[Records from a data source]
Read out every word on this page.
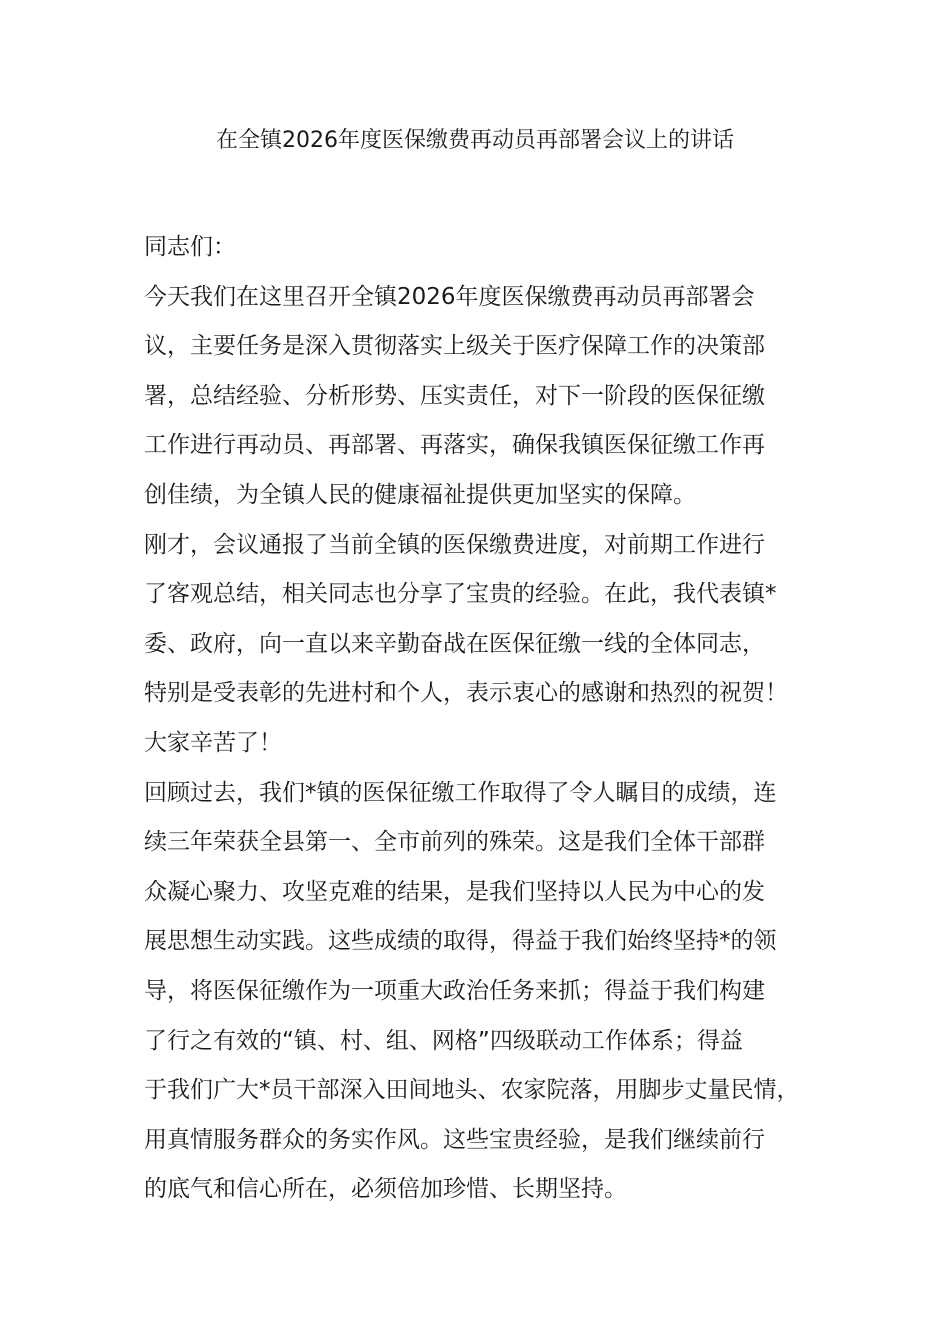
在全镇2026年度医保缴费再动员再部署会议上的讲话
同志们：
今天我们在这里召开全镇2026年度医保缴费再动员再部署会
议，主要任务是深入贯彻落实上级关于医疗保障工作的决策部
署，总结经验、分析形势、压实责任，对下一阶段的医保征缴
工作进行再动员、再部署、再落实，确保我镇医保征缴工作再
创佳绩，为全镇人民的健康福祉提供更加坚实的保障。
刚才，会议通报了当前全镇的医保缴费进度，对前期工作进行
了客观总结，相关同志也分享了宝贵的经验。在此，我代表镇*
委、政府，向一直以来辛勤奋战在医保征缴一线的全体同志，
特别是受表彰的先进村和个人，表示衷心的感谢和热烈的祝贺！
大家辛苦了！
回顾过去，我们*镇的医保征缴工作取得了令人瞩目的成绩，连
续三年荣获全县第一、全市前列的殊荣。这是我们全体干部群
众凝心聚力、攻坚克难的结果，是我们坚持以人民为中心的发
展思想生动实践。这些成绩的取得，得益于我们始终坚持*的领
导，将医保征缴作为一项重大政治任务来抓；得益于我们构建
了行之有效的“镇、村、组、网格”四级联动工作体系；得益
于我们广大*员干部深入田间地头、农家院落，用脚步丈量民情，
用真情服务群众的务实作风。这些宝贵经验，是我们继续前行
的底气和信心所在，必须倍加珍惜、长期坚持。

_What you have to do_. Quote the records in full and exactly; skip any image.

_Output for this exercise_.
Read out every word on this page.
在全镇2026年度医保缴费再动员再部署会议上的讲话
同志们：
今天我们在这里召开全镇2026年度医保缴费再动员再部署会
议，主要任务是深入贯彻落实上级关于医疗保障工作的决策部
署，总结经验、分析形势、压实责任，对下一阶段的医保征缴
工作进行再动员、再部署、再落实，确保我镇医保征缴工作再
创佳绩，为全镇人民的健康福祉提供更加坚实的保障。
刚才，会议通报了当前全镇的医保缴费进度，对前期工作进行
了客观总结，相关同志也分享了宝贵的经验。在此，我代表镇*
委、政府，向一直以来辛勤奋战在医保征缴一线的全体同志，
特别是受表彰的先进村和个人，表示衷心的感谢和热烈的祝贺！
大家辛苦了！
回顾过去，我们*镇的医保征缴工作取得了令人瞩目的成绩，连
续三年荣获全县第一、全市前列的殊荣。这是我们全体干部群
众凝心聚力、攻坚克难的结果，是我们坚持以人民为中心的发
展思想生动实践。这些成绩的取得，得益于我们始终坚持*的领
导，将医保征缴作为一项重大政治任务来抓；得益于我们构建
了行之有效的“镇、村、组、网格”四级联动工作体系；得益
于我们广大*员干部深入田间地头、农家院落，用脚步丈量民情，
用真情服务群众的务实作风。这些宝贵经验，是我们继续前行
的底气和信心所在，必须倍加珍惜、长期坚持。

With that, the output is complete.